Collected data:
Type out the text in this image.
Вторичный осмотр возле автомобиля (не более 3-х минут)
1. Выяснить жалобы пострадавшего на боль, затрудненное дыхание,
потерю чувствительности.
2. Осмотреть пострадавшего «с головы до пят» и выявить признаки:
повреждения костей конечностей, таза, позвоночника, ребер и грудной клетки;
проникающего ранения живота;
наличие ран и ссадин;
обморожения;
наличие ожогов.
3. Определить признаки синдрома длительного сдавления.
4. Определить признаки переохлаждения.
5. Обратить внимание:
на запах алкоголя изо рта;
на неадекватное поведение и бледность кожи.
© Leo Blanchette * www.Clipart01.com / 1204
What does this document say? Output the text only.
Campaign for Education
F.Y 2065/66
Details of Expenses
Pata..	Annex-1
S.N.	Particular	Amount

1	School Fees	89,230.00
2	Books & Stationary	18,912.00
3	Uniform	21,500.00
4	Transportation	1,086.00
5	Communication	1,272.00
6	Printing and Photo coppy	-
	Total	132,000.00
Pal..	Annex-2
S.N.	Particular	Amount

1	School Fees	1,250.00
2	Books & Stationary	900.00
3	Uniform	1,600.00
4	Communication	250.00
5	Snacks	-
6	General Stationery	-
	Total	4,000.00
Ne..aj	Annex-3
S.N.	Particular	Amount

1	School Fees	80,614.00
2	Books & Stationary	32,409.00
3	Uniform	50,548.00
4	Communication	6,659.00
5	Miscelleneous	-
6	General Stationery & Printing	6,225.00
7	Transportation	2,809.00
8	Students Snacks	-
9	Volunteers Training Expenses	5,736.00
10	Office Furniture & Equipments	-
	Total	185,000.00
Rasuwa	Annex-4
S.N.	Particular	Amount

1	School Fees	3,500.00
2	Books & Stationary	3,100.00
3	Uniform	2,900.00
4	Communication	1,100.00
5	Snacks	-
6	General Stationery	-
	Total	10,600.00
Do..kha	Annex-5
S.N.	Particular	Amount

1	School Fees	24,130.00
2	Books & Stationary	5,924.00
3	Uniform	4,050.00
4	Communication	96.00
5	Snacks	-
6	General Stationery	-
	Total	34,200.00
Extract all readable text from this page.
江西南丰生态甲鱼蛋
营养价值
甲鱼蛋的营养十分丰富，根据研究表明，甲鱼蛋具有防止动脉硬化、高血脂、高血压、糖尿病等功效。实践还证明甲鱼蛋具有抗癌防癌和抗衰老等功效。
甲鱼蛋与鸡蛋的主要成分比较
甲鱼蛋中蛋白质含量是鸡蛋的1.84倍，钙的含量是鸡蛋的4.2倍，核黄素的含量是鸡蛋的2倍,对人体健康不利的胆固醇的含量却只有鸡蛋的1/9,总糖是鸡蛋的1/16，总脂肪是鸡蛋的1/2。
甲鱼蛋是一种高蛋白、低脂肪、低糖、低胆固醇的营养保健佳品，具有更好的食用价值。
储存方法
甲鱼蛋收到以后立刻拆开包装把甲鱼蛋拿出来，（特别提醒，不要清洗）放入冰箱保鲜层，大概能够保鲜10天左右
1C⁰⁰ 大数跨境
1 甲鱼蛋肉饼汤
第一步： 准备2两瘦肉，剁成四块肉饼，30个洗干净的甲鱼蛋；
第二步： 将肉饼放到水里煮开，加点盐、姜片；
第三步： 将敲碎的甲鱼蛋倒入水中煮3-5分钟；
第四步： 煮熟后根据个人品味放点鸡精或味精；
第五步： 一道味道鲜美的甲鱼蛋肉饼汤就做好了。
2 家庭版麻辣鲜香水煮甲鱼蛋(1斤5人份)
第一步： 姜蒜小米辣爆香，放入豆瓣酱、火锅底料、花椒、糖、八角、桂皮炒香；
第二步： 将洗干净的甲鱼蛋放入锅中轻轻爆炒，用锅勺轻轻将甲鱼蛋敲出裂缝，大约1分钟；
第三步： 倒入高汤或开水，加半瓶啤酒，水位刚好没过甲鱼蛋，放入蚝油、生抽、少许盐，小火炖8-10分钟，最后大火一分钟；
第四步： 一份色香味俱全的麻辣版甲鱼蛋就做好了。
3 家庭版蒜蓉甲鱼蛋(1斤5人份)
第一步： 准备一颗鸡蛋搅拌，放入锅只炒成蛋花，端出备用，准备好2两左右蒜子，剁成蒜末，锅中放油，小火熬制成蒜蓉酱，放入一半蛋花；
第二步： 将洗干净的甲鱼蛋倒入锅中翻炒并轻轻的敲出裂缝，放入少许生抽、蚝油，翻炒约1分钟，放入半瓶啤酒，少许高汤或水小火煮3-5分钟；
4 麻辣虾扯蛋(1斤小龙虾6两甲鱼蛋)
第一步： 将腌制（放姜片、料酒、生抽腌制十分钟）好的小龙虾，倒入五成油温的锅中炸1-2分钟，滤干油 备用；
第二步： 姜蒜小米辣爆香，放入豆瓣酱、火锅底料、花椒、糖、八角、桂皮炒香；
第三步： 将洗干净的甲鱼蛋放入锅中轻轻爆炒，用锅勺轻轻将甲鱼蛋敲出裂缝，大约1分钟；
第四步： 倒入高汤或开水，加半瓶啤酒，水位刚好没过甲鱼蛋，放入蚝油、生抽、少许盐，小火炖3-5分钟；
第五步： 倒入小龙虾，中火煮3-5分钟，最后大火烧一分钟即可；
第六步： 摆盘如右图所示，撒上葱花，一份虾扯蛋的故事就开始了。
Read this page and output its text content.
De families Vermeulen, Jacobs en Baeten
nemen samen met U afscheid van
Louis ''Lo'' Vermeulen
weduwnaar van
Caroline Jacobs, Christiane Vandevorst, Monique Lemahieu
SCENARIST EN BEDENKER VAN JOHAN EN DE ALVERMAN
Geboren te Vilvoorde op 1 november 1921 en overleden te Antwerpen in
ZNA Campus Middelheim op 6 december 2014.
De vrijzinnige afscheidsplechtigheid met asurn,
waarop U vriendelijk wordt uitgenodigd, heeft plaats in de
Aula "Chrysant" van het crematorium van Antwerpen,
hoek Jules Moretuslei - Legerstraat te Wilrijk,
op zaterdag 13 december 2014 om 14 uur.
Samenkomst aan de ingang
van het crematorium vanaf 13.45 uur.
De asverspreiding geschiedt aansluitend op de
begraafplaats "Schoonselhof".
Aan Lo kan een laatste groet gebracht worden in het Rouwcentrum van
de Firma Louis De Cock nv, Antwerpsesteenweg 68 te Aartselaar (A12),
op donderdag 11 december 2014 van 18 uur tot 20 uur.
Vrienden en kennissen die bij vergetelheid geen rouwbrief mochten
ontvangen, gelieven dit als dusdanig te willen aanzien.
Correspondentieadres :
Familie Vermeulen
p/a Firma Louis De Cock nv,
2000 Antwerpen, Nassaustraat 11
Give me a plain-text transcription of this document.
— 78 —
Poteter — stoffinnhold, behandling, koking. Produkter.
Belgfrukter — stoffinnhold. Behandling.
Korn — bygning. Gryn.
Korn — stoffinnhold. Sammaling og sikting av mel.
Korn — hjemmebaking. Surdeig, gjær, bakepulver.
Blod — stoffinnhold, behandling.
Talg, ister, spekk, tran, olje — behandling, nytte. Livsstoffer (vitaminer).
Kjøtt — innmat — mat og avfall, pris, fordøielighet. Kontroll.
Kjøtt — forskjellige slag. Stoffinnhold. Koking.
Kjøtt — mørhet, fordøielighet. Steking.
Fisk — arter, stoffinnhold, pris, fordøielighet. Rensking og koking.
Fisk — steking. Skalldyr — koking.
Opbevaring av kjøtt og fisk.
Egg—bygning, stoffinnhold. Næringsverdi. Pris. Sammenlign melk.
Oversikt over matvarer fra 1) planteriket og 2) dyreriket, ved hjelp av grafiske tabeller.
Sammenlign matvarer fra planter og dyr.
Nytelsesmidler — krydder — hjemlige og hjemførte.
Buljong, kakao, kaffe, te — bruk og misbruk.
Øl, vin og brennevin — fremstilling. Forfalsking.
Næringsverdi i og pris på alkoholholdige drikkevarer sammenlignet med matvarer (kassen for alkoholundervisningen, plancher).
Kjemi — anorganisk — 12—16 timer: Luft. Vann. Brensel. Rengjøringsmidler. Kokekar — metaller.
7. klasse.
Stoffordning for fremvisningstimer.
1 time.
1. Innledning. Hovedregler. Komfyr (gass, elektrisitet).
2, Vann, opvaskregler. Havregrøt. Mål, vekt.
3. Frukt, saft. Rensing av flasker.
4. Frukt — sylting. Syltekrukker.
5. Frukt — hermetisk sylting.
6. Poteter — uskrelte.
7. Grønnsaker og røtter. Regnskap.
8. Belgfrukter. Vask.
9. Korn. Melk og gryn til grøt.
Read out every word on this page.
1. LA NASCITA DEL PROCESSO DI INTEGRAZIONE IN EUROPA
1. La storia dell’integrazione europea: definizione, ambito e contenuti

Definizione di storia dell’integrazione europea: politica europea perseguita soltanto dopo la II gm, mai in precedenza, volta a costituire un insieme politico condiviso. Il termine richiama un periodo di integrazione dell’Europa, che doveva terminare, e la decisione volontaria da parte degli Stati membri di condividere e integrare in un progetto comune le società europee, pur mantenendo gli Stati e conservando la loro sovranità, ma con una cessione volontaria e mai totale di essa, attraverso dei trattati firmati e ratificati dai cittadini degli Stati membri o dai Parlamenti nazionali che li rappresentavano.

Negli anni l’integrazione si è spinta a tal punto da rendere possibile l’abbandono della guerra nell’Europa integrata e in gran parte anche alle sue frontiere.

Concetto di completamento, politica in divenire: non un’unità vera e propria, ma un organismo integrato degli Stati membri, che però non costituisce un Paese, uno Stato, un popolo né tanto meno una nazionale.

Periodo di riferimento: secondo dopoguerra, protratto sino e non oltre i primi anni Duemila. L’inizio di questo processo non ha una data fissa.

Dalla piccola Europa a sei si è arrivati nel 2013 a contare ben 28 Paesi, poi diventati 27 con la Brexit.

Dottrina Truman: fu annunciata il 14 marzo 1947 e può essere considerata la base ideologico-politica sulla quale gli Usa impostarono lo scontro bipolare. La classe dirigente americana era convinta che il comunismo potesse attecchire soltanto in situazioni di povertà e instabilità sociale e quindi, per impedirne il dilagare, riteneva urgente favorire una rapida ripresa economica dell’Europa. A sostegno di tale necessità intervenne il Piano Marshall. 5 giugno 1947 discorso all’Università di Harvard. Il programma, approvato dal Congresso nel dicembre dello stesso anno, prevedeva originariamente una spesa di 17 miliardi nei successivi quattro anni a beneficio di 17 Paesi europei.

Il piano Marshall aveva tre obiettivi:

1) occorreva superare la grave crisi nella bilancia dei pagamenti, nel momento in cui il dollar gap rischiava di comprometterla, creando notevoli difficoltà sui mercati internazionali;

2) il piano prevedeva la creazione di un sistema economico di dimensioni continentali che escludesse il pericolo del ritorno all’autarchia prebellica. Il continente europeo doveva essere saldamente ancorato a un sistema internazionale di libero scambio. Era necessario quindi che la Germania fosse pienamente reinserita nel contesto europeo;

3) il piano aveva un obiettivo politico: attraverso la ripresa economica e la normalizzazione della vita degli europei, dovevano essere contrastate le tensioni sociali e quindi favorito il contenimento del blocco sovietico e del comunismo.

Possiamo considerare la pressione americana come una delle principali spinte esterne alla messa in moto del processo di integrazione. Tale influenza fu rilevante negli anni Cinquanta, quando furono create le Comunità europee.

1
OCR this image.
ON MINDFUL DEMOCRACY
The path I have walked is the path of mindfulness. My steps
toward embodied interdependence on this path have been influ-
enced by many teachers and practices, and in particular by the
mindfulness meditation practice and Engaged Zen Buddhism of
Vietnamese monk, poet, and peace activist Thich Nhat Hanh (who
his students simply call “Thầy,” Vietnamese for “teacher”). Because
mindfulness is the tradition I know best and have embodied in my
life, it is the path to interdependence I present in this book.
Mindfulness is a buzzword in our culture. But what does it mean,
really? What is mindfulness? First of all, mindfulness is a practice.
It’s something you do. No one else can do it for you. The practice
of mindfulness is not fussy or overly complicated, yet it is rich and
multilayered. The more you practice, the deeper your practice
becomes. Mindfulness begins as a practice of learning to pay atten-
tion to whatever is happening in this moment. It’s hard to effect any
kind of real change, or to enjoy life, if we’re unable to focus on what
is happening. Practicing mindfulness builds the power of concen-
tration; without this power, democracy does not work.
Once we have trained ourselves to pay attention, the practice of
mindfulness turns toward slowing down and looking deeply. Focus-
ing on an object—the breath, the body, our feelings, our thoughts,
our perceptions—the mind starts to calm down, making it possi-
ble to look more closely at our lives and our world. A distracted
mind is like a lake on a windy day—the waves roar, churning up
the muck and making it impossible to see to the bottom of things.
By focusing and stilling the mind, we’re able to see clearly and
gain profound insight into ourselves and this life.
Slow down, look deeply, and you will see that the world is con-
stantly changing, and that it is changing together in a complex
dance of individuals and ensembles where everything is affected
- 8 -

• **AIM**
Locate the word "down" in the records above, and return each line that has it.

• **OUTPUT OF THE TASK**
mindfulness turns toward slowing down and looking deeply. Focus-
our perceptions—the mind starts to calm down, making it possi-
Slow down, look deeply, and you will see that the world is con-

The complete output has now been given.